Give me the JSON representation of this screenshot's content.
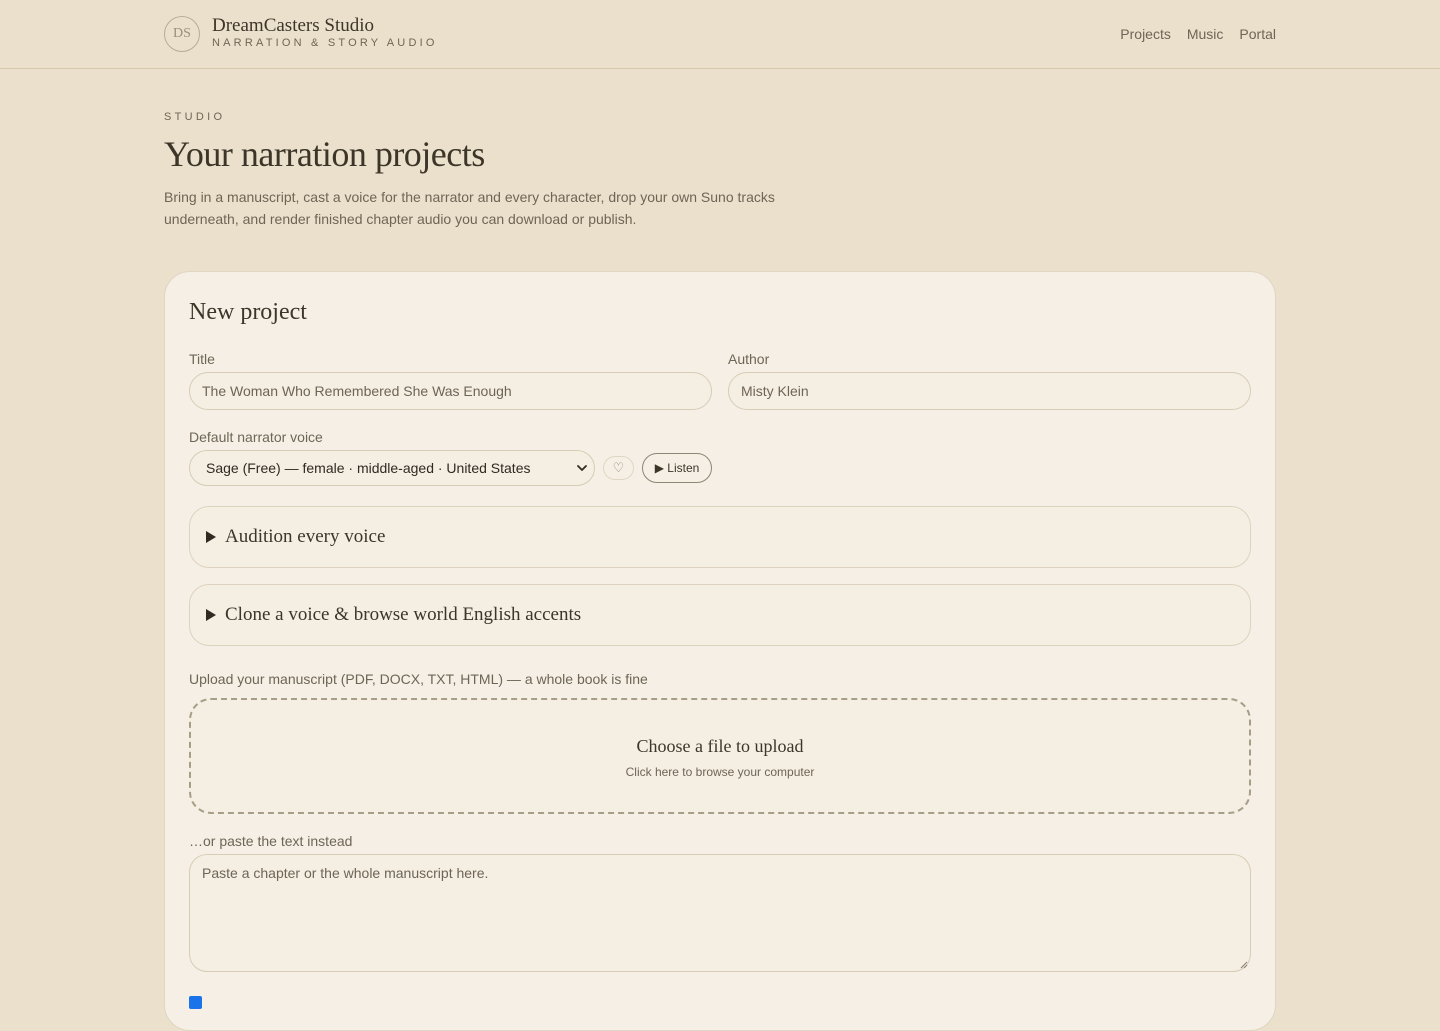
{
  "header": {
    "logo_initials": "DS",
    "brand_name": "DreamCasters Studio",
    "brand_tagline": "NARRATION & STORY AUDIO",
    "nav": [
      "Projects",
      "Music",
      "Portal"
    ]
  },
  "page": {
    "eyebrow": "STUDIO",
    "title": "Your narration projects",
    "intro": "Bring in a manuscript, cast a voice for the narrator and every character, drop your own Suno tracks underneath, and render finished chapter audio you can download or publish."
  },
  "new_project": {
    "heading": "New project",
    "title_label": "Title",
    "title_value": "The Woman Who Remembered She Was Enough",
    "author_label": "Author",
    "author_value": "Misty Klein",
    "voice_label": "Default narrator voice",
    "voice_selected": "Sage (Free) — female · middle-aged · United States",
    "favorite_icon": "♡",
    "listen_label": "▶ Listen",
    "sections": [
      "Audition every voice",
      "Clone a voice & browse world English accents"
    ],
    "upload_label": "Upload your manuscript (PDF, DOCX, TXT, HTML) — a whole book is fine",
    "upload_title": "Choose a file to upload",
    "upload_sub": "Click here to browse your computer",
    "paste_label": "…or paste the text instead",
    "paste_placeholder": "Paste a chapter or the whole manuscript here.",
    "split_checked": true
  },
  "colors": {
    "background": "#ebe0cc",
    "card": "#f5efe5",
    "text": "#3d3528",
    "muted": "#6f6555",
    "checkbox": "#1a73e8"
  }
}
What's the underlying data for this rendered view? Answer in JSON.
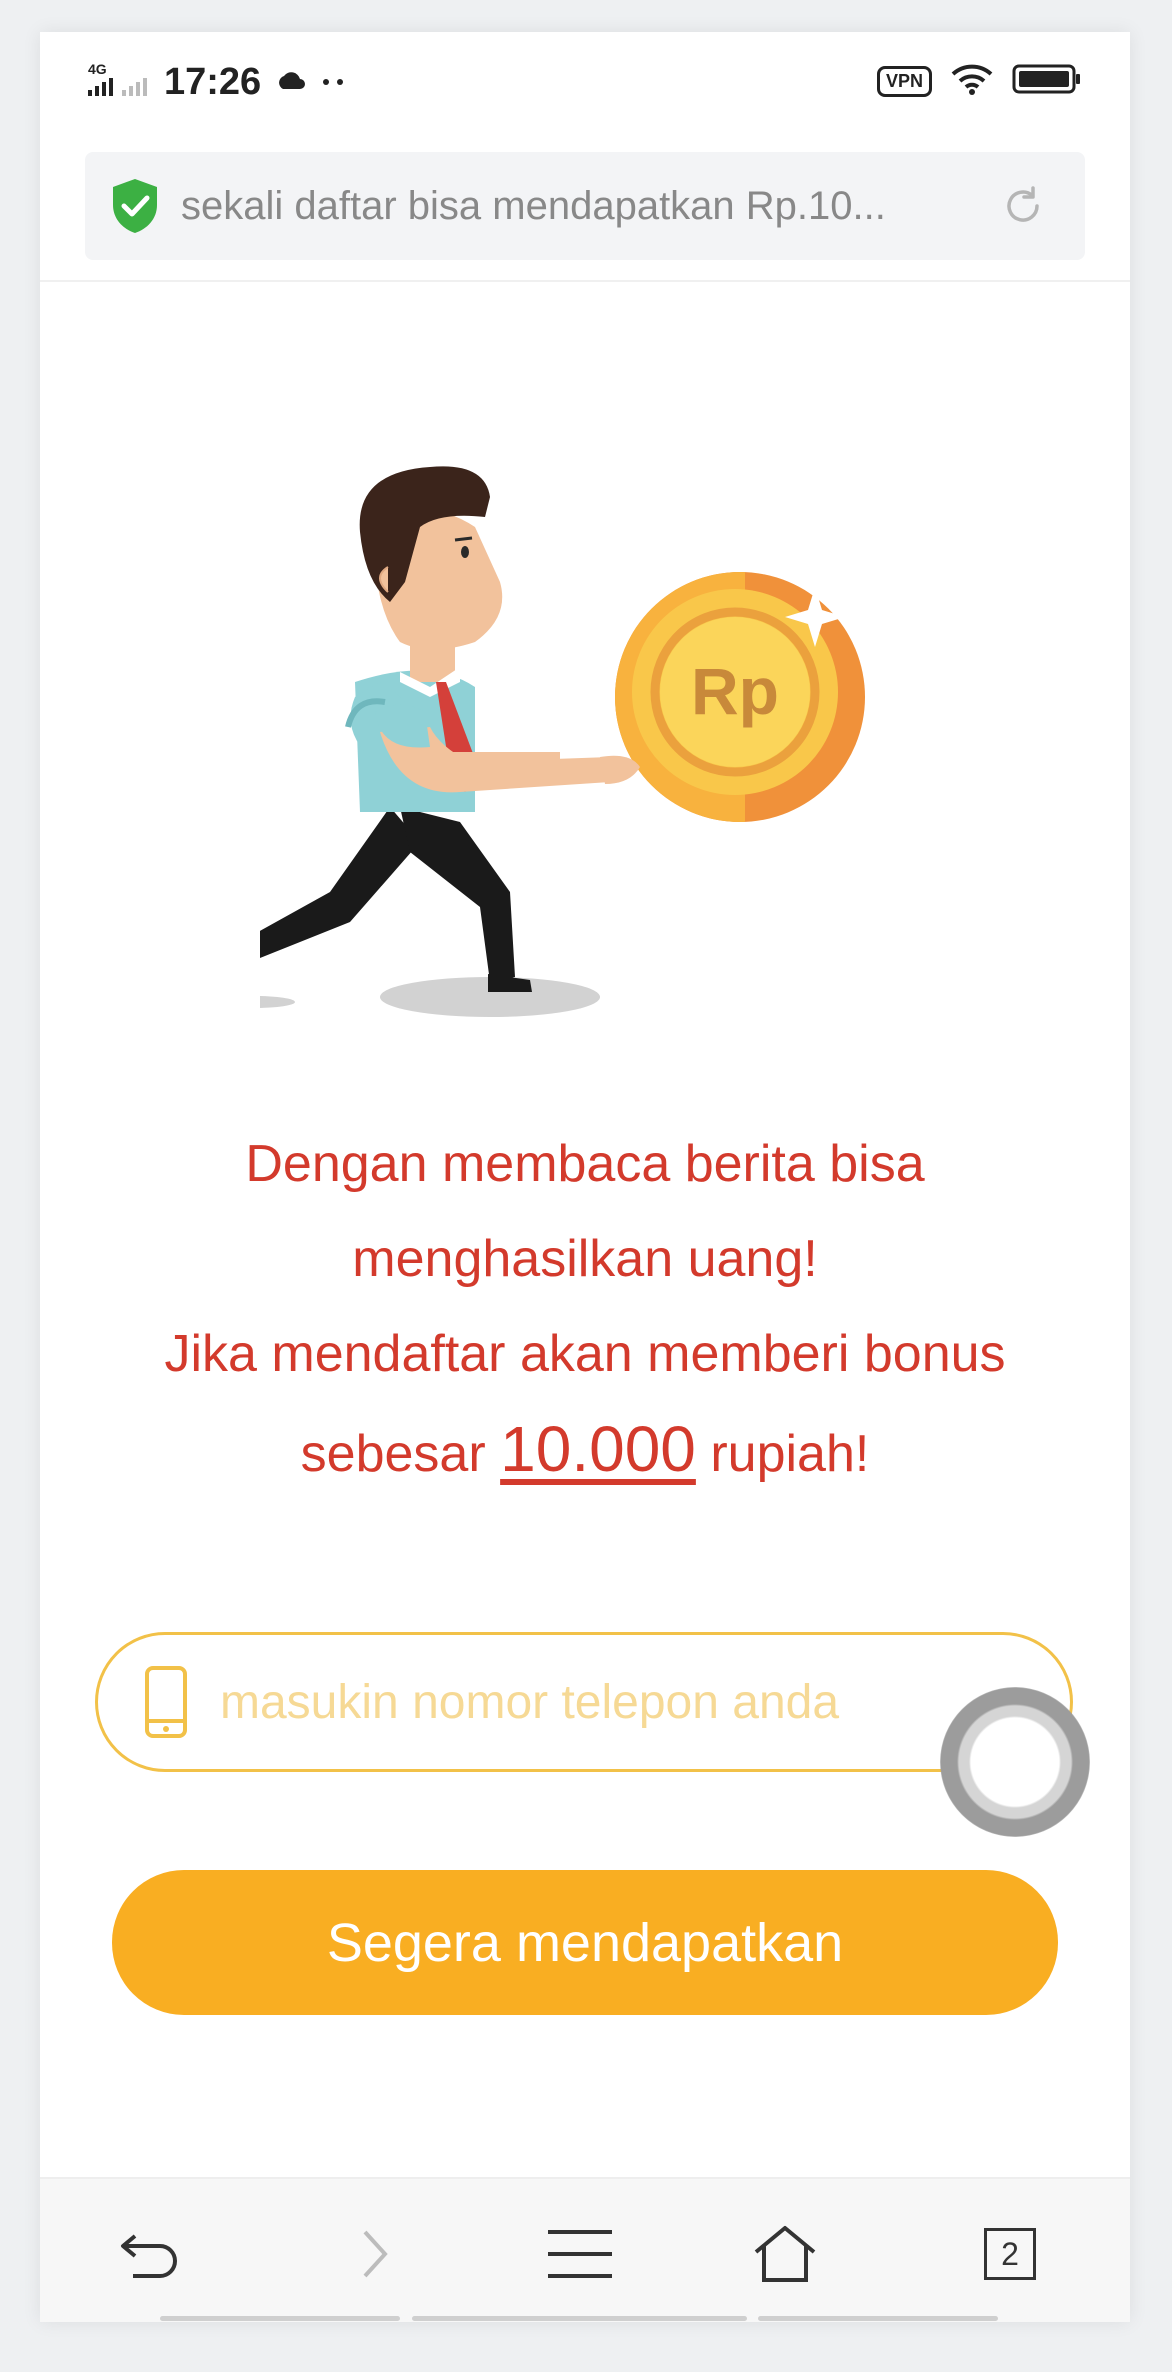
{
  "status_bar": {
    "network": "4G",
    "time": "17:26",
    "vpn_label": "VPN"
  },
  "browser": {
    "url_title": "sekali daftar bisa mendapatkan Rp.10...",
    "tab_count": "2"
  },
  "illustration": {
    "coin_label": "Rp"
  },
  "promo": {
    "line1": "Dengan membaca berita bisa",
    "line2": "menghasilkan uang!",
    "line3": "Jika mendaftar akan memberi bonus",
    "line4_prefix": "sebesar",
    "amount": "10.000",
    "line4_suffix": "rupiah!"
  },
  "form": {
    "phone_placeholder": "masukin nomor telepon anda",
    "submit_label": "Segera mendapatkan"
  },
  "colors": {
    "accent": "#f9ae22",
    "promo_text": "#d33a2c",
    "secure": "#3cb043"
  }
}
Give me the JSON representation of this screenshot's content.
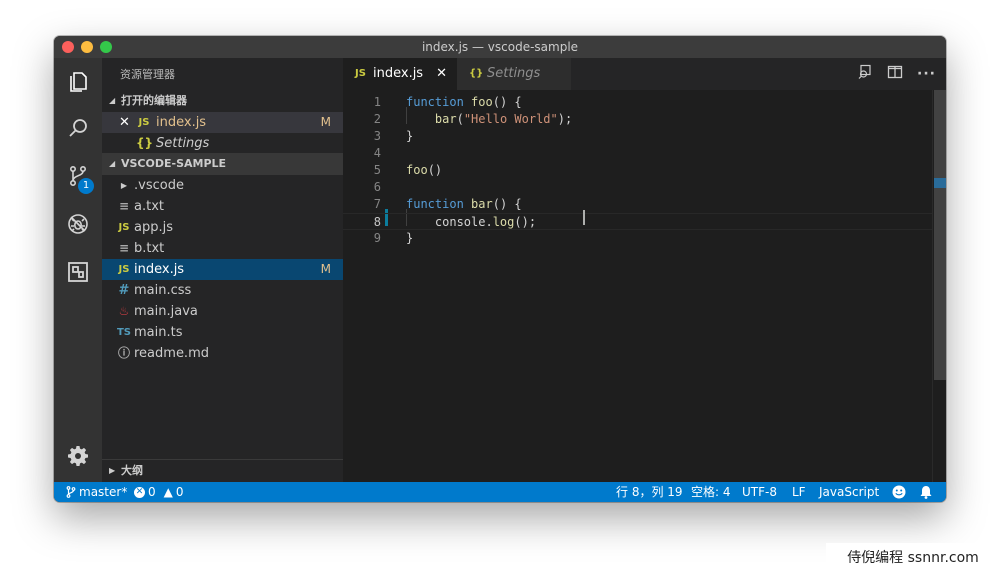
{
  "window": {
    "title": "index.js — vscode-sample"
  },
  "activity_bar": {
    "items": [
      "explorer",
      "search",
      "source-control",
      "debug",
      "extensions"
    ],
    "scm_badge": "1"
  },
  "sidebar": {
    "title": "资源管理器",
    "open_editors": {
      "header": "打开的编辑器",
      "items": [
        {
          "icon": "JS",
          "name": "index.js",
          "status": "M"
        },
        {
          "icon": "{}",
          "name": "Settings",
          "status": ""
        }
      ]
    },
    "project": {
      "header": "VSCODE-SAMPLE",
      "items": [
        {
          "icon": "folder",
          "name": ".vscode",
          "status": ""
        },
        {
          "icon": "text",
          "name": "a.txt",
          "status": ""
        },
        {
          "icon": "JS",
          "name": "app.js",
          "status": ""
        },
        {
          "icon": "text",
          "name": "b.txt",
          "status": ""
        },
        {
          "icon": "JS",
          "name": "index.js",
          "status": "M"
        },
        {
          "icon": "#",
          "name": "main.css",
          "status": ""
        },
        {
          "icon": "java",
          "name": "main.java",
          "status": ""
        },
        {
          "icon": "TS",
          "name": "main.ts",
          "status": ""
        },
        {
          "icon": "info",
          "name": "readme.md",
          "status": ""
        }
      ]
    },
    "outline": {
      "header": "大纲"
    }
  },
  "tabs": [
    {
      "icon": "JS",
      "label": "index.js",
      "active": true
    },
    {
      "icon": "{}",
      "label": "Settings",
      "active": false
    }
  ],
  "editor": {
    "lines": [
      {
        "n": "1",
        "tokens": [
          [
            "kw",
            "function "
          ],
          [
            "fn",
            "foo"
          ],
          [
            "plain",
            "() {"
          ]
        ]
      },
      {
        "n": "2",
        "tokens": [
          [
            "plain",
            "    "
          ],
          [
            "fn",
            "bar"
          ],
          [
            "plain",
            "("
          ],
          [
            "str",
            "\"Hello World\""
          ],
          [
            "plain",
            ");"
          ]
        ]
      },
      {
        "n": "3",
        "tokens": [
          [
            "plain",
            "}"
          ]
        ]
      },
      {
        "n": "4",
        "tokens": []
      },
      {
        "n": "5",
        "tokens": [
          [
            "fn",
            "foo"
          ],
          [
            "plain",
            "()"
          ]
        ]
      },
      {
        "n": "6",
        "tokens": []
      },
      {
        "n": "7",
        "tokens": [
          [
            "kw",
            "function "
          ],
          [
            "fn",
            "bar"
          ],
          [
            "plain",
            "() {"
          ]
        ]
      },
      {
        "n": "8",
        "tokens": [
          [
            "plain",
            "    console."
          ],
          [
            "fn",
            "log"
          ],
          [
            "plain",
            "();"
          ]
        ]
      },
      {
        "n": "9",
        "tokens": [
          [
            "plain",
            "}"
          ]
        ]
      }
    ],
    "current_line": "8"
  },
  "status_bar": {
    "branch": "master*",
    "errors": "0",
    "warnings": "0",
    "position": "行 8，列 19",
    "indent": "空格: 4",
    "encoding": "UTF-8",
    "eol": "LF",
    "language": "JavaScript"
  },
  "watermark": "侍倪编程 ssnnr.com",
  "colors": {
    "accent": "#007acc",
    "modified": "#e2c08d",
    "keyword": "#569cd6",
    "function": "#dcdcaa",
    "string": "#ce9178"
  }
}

■ ■ ■ ■

■ **Problem to work on**: Transcribe the records above exactly, leaving out every picture.

■ **Result of the task**:
Give me the JSON representation of this screenshot's content.
{
  "header": {
    "logo_initials": "DS",
    "brand_name": "DreamCasters Studio",
    "brand_tagline": "NARRATION & STORY AUDIO",
    "nav": [
      "Projects",
      "Music",
      "Portal"
    ]
  },
  "page": {
    "eyebrow": "STUDIO",
    "title": "Your narration projects",
    "intro": "Bring in a manuscript, cast a voice for the narrator and every character, drop your own Suno tracks underneath, and render finished chapter audio you can download or publish."
  },
  "new_project": {
    "heading": "New project",
    "title_label": "Title",
    "title_value": "The Woman Who Remembered She Was Enough",
    "author_label": "Author",
    "author_value": "Misty Klein",
    "voice_label": "Default narrator voice",
    "voice_selected": "Sage (Free) — female · middle-aged · United States",
    "favorite_icon": "♡",
    "listen_label": "▶ Listen",
    "sections": [
      "Audition every voice",
      "Clone a voice & browse world English accents"
    ],
    "upload_label": "Upload your manuscript (PDF, DOCX, TXT, HTML) — a whole book is fine",
    "upload_title": "Choose a file to upload",
    "upload_sub": "Click here to browse your computer",
    "paste_label": "…or paste the text instead",
    "paste_placeholder": "Paste a chapter or the whole manuscript here.",
    "split_checked": true
  },
  "colors": {
    "background": "#ebe0cc",
    "card": "#f5efe5",
    "text": "#3d3528",
    "muted": "#6f6555",
    "checkbox": "#1a73e8"
  }
}
What's the underlying data for this rendered view? Answer in JSON.
{
  "status_bar": {
    "network": "4G",
    "time": "17:26",
    "vpn_label": "VPN"
  },
  "browser": {
    "url_title": "sekali daftar bisa mendapatkan Rp.10...",
    "tab_count": "2"
  },
  "illustration": {
    "coin_label": "Rp"
  },
  "promo": {
    "line1": "Dengan membaca berita bisa",
    "line2": "menghasilkan uang!",
    "line3": "Jika mendaftar akan memberi bonus",
    "line4_prefix": "sebesar",
    "amount": "10.000",
    "line4_suffix": "rupiah!"
  },
  "form": {
    "phone_placeholder": "masukin nomor telepon anda",
    "submit_label": "Segera mendapatkan"
  },
  "colors": {
    "accent": "#f9ae22",
    "promo_text": "#d33a2c",
    "secure": "#3cb043"
  }
}
Give me the JSON representation of this screenshot's content.
{
  "window": {
    "title": "index.js — vscode-sample"
  },
  "activity_bar": {
    "items": [
      "explorer",
      "search",
      "source-control",
      "debug",
      "extensions"
    ],
    "scm_badge": "1"
  },
  "sidebar": {
    "title": "资源管理器",
    "open_editors": {
      "header": "打开的编辑器",
      "items": [
        {
          "icon": "JS",
          "name": "index.js",
          "status": "M"
        },
        {
          "icon": "{}",
          "name": "Settings",
          "status": ""
        }
      ]
    },
    "project": {
      "header": "VSCODE-SAMPLE",
      "items": [
        {
          "icon": "folder",
          "name": ".vscode",
          "status": ""
        },
        {
          "icon": "text",
          "name": "a.txt",
          "status": ""
        },
        {
          "icon": "JS",
          "name": "app.js",
          "status": ""
        },
        {
          "icon": "text",
          "name": "b.txt",
          "status": ""
        },
        {
          "icon": "JS",
          "name": "index.js",
          "status": "M"
        },
        {
          "icon": "#",
          "name": "main.css",
          "status": ""
        },
        {
          "icon": "java",
          "name": "main.java",
          "status": ""
        },
        {
          "icon": "TS",
          "name": "main.ts",
          "status": ""
        },
        {
          "icon": "info",
          "name": "readme.md",
          "status": ""
        }
      ]
    },
    "outline": {
      "header": "大纲"
    }
  },
  "tabs": [
    {
      "icon": "JS",
      "label": "index.js",
      "active": true
    },
    {
      "icon": "{}",
      "label": "Settings",
      "active": false
    }
  ],
  "editor": {
    "lines": [
      {
        "n": "1",
        "tokens": [
          [
            "kw",
            "function "
          ],
          [
            "fn",
            "foo"
          ],
          [
            "plain",
            "() {"
          ]
        ]
      },
      {
        "n": "2",
        "tokens": [
          [
            "plain",
            "    "
          ],
          [
            "fn",
            "bar"
          ],
          [
            "plain",
            "("
          ],
          [
            "str",
            "\"Hello World\""
          ],
          [
            "plain",
            ");"
          ]
        ]
      },
      {
        "n": "3",
        "tokens": [
          [
            "plain",
            "}"
          ]
        ]
      },
      {
        "n": "4",
        "tokens": []
      },
      {
        "n": "5",
        "tokens": [
          [
            "fn",
            "foo"
          ],
          [
            "plain",
            "()"
          ]
        ]
      },
      {
        "n": "6",
        "tokens": []
      },
      {
        "n": "7",
        "tokens": [
          [
            "kw",
            "function "
          ],
          [
            "fn",
            "bar"
          ],
          [
            "plain",
            "() {"
          ]
        ]
      },
      {
        "n": "8",
        "tokens": [
          [
            "plain",
            "    console."
          ],
          [
            "fn",
            "log"
          ],
          [
            "plain",
            "();"
          ]
        ]
      },
      {
        "n": "9",
        "tokens": [
          [
            "plain",
            "}"
          ]
        ]
      }
    ],
    "current_line": "8"
  },
  "status_bar": {
    "branch": "master*",
    "errors": "0",
    "warnings": "0",
    "position": "行 8，列 19",
    "indent": "空格: 4",
    "encoding": "UTF-8",
    "eol": "LF",
    "language": "JavaScript"
  },
  "watermark": "侍倪编程 ssnnr.com",
  "colors": {
    "accent": "#007acc",
    "modified": "#e2c08d",
    "keyword": "#569cd6",
    "function": "#dcdcaa",
    "string": "#ce9178"
  }
}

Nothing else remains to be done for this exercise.